## Exercise details
Below are some records. Copy every line in them that holds "value".

----- Records for the exercise -----

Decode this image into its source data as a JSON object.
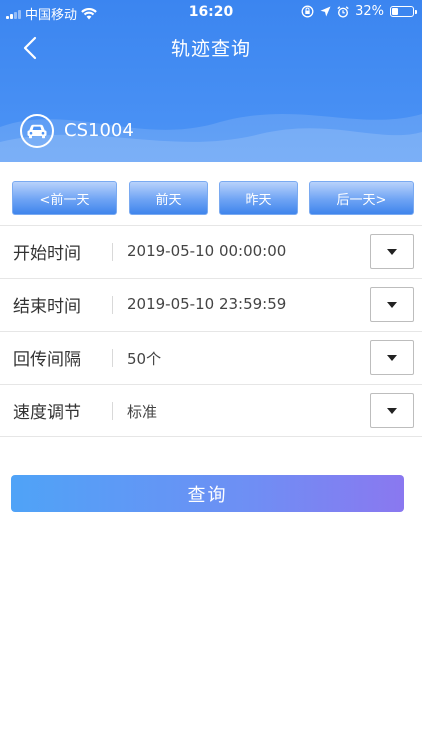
{
  "status_bar": {
    "carrier": "中国移动",
    "time": "16:20",
    "battery_percent": "32%",
    "battery_level": 0.32,
    "icons": [
      "signal-icon",
      "wifi-icon",
      "rotation-lock-icon",
      "location-arrow-icon",
      "alarm-icon",
      "battery-icon"
    ]
  },
  "header": {
    "title": "轨迹查询",
    "back_icon": "chevron-left-icon",
    "vehicle_icon": "car-icon",
    "plate": "CS1004"
  },
  "day_buttons": [
    "<前一天",
    "前天",
    "昨天",
    "后一天>"
  ],
  "form": {
    "rows": [
      {
        "label": "开始时间",
        "value": "2019-05-10 00:00:00"
      },
      {
        "label": "结束时间",
        "value": "2019-05-10 23:59:59"
      },
      {
        "label": "回传间隔",
        "value": "50个"
      },
      {
        "label": "速度调节",
        "value": "标准"
      }
    ],
    "dropdown_icon": "caret-down-icon"
  },
  "query_button": "查询",
  "colors": {
    "header_blue": "#3b85f0",
    "button_blue": "#6ea3f4",
    "query_start": "#4fa3f7",
    "query_end": "#8a78f0"
  }
}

-----

## Task solution
        "value": "2019-05-10 00:00:00"
        "value": "2019-05-10 23:59:59"
        "value": "50个"
        "value": "标准"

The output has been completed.